### Task prompt
Omit any picture, and return the remaining data exactly as written.

————

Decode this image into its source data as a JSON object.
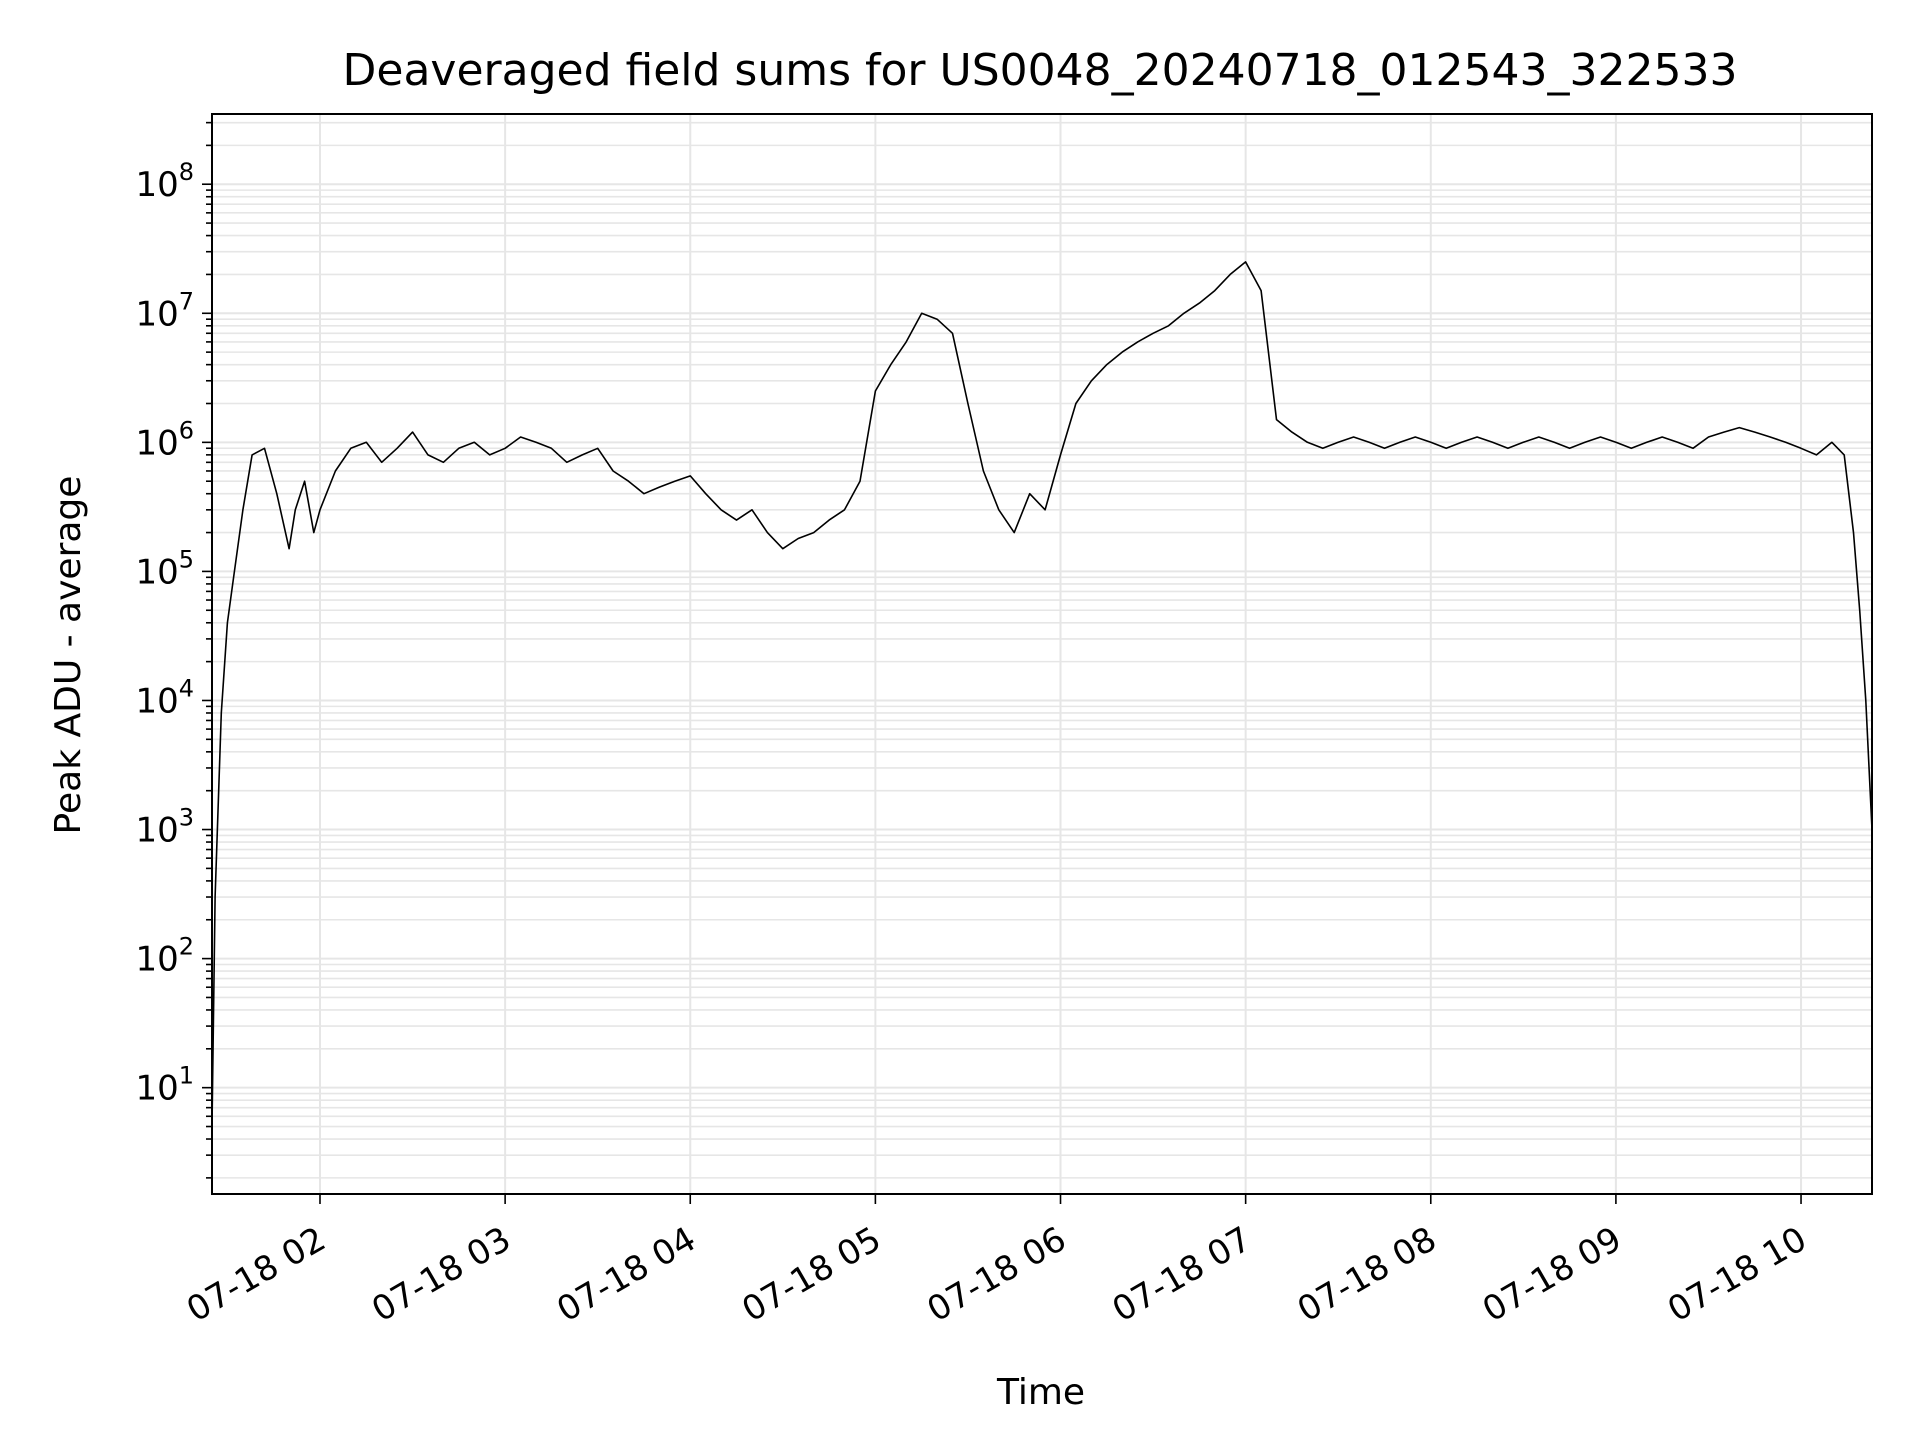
{
  "chart_data": {
    "type": "line",
    "title": "Deaveraged field sums for US0048_20240718_012543_322533",
    "xlabel": "Time",
    "ylabel": "Peak ADU - average",
    "y_scale": "log",
    "ylim": [
      1.5,
      350000000.0
    ],
    "xlim": [
      "2024-07-18 01:25",
      "2024-07-18 10:23"
    ],
    "x_ticks": [
      "07-18 02",
      "07-18 03",
      "07-18 04",
      "07-18 05",
      "07-18 06",
      "07-18 07",
      "07-18 08",
      "07-18 09",
      "07-18 10"
    ],
    "y_ticks": [
      {
        "base": "10",
        "exp": "1"
      },
      {
        "base": "10",
        "exp": "2"
      },
      {
        "base": "10",
        "exp": "3"
      },
      {
        "base": "10",
        "exp": "4"
      },
      {
        "base": "10",
        "exp": "5"
      },
      {
        "base": "10",
        "exp": "6"
      },
      {
        "base": "10",
        "exp": "7"
      },
      {
        "base": "10",
        "exp": "8"
      }
    ],
    "grid": true,
    "line_color": "#000000",
    "grid_color": "#e6e6e6",
    "series": [
      {
        "x": [
          "01:25",
          "01:26",
          "01:28",
          "01:30",
          "01:32",
          "01:35",
          "01:38",
          "01:42",
          "01:46",
          "01:50",
          "01:52",
          "01:55",
          "01:58",
          "02:00",
          "02:05",
          "02:10",
          "02:15",
          "02:20",
          "02:25",
          "02:30",
          "02:35",
          "02:40",
          "02:45",
          "02:50",
          "02:55",
          "03:00",
          "03:05",
          "03:10",
          "03:15",
          "03:20",
          "03:25",
          "03:30",
          "03:35",
          "03:40",
          "03:45",
          "03:50",
          "03:55",
          "04:00",
          "04:05",
          "04:10",
          "04:15",
          "04:20",
          "04:25",
          "04:30",
          "04:35",
          "04:40",
          "04:45",
          "04:50",
          "04:55",
          "05:00",
          "05:05",
          "05:10",
          "05:15",
          "05:20",
          "05:25",
          "05:30",
          "05:35",
          "05:40",
          "05:45",
          "05:50",
          "05:55",
          "06:00",
          "06:05",
          "06:10",
          "06:15",
          "06:20",
          "06:25",
          "06:30",
          "06:35",
          "06:40",
          "06:45",
          "06:50",
          "06:55",
          "07:00",
          "07:05",
          "07:10",
          "07:15",
          "07:20",
          "07:25",
          "07:30",
          "07:35",
          "07:40",
          "07:45",
          "07:50",
          "07:55",
          "08:00",
          "08:05",
          "08:10",
          "08:15",
          "08:20",
          "08:25",
          "08:30",
          "08:35",
          "08:40",
          "08:45",
          "08:50",
          "08:55",
          "09:00",
          "09:05",
          "09:10",
          "09:15",
          "09:20",
          "09:25",
          "09:30",
          "09:35",
          "09:40",
          "09:45",
          "09:50",
          "09:55",
          "10:00",
          "10:05",
          "10:10",
          "10:14",
          "10:17",
          "10:19",
          "10:21",
          "10:23"
        ],
        "y": [
          5,
          300,
          8000,
          40000,
          90000,
          300000,
          800000,
          900000,
          400000,
          150000,
          300000,
          500000,
          200000,
          300000,
          600000,
          900000,
          1000000,
          700000,
          900000,
          1200000,
          800000,
          700000,
          900000,
          1000000,
          800000,
          900000,
          1100000,
          1000000,
          900000,
          700000,
          800000,
          900000,
          600000,
          500000,
          400000,
          450000,
          500000,
          550000,
          400000,
          300000,
          250000,
          300000,
          200000,
          150000,
          180000,
          200000,
          250000,
          300000,
          500000,
          2500000,
          4000000,
          6000000,
          10000000,
          9000000,
          7000000,
          2000000,
          600000,
          300000,
          200000,
          400000,
          300000,
          800000,
          2000000,
          3000000,
          4000000,
          5000000,
          6000000,
          7000000,
          8000000,
          10000000,
          12000000,
          15000000,
          20000000,
          25000000,
          15000000,
          1500000,
          1200000,
          1000000,
          900000,
          1000000,
          1100000,
          1000000,
          900000,
          1000000,
          1100000,
          1000000,
          900000,
          1000000,
          1100000,
          1000000,
          900000,
          1000000,
          1100000,
          1000000,
          900000,
          1000000,
          1100000,
          1000000,
          900000,
          1000000,
          1100000,
          1000000,
          900000,
          1100000,
          1200000,
          1300000,
          1200000,
          1100000,
          1000000,
          900000,
          800000,
          1000000,
          800000,
          200000,
          50000,
          10000,
          1000
        ]
      }
    ]
  }
}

————

### Answer to this problem
Decode this image into its source data as a JSON object.
{
  "chart_data": {
    "type": "line",
    "title": "Deaveraged field sums for US0048_20240718_012543_322533",
    "xlabel": "Time",
    "ylabel": "Peak ADU - average",
    "y_scale": "log",
    "ylim": [
      1.5,
      350000000.0
    ],
    "xlim": [
      "2024-07-18 01:25",
      "2024-07-18 10:23"
    ],
    "x_ticks": [
      "07-18 02",
      "07-18 03",
      "07-18 04",
      "07-18 05",
      "07-18 06",
      "07-18 07",
      "07-18 08",
      "07-18 09",
      "07-18 10"
    ],
    "y_ticks": [
      {
        "base": "10",
        "exp": "1"
      },
      {
        "base": "10",
        "exp": "2"
      },
      {
        "base": "10",
        "exp": "3"
      },
      {
        "base": "10",
        "exp": "4"
      },
      {
        "base": "10",
        "exp": "5"
      },
      {
        "base": "10",
        "exp": "6"
      },
      {
        "base": "10",
        "exp": "7"
      },
      {
        "base": "10",
        "exp": "8"
      }
    ],
    "grid": true,
    "line_color": "#000000",
    "grid_color": "#e6e6e6",
    "series": [
      {
        "x": [
          "01:25",
          "01:26",
          "01:28",
          "01:30",
          "01:32",
          "01:35",
          "01:38",
          "01:42",
          "01:46",
          "01:50",
          "01:52",
          "01:55",
          "01:58",
          "02:00",
          "02:05",
          "02:10",
          "02:15",
          "02:20",
          "02:25",
          "02:30",
          "02:35",
          "02:40",
          "02:45",
          "02:50",
          "02:55",
          "03:00",
          "03:05",
          "03:10",
          "03:15",
          "03:20",
          "03:25",
          "03:30",
          "03:35",
          "03:40",
          "03:45",
          "03:50",
          "03:55",
          "04:00",
          "04:05",
          "04:10",
          "04:15",
          "04:20",
          "04:25",
          "04:30",
          "04:35",
          "04:40",
          "04:45",
          "04:50",
          "04:55",
          "05:00",
          "05:05",
          "05:10",
          "05:15",
          "05:20",
          "05:25",
          "05:30",
          "05:35",
          "05:40",
          "05:45",
          "05:50",
          "05:55",
          "06:00",
          "06:05",
          "06:10",
          "06:15",
          "06:20",
          "06:25",
          "06:30",
          "06:35",
          "06:40",
          "06:45",
          "06:50",
          "06:55",
          "07:00",
          "07:05",
          "07:10",
          "07:15",
          "07:20",
          "07:25",
          "07:30",
          "07:35",
          "07:40",
          "07:45",
          "07:50",
          "07:55",
          "08:00",
          "08:05",
          "08:10",
          "08:15",
          "08:20",
          "08:25",
          "08:30",
          "08:35",
          "08:40",
          "08:45",
          "08:50",
          "08:55",
          "09:00",
          "09:05",
          "09:10",
          "09:15",
          "09:20",
          "09:25",
          "09:30",
          "09:35",
          "09:40",
          "09:45",
          "09:50",
          "09:55",
          "10:00",
          "10:05",
          "10:10",
          "10:14",
          "10:17",
          "10:19",
          "10:21",
          "10:23"
        ],
        "y": [
          5,
          300,
          8000,
          40000,
          90000,
          300000,
          800000,
          900000,
          400000,
          150000,
          300000,
          500000,
          200000,
          300000,
          600000,
          900000,
          1000000,
          700000,
          900000,
          1200000,
          800000,
          700000,
          900000,
          1000000,
          800000,
          900000,
          1100000,
          1000000,
          900000,
          700000,
          800000,
          900000,
          600000,
          500000,
          400000,
          450000,
          500000,
          550000,
          400000,
          300000,
          250000,
          300000,
          200000,
          150000,
          180000,
          200000,
          250000,
          300000,
          500000,
          2500000,
          4000000,
          6000000,
          10000000,
          9000000,
          7000000,
          2000000,
          600000,
          300000,
          200000,
          400000,
          300000,
          800000,
          2000000,
          3000000,
          4000000,
          5000000,
          6000000,
          7000000,
          8000000,
          10000000,
          12000000,
          15000000,
          20000000,
          25000000,
          15000000,
          1500000,
          1200000,
          1000000,
          900000,
          1000000,
          1100000,
          1000000,
          900000,
          1000000,
          1100000,
          1000000,
          900000,
          1000000,
          1100000,
          1000000,
          900000,
          1000000,
          1100000,
          1000000,
          900000,
          1000000,
          1100000,
          1000000,
          900000,
          1000000,
          1100000,
          1000000,
          900000,
          1100000,
          1200000,
          1300000,
          1200000,
          1100000,
          1000000,
          900000,
          800000,
          1000000,
          800000,
          200000,
          50000,
          10000,
          1000
        ]
      }
    ]
  }
}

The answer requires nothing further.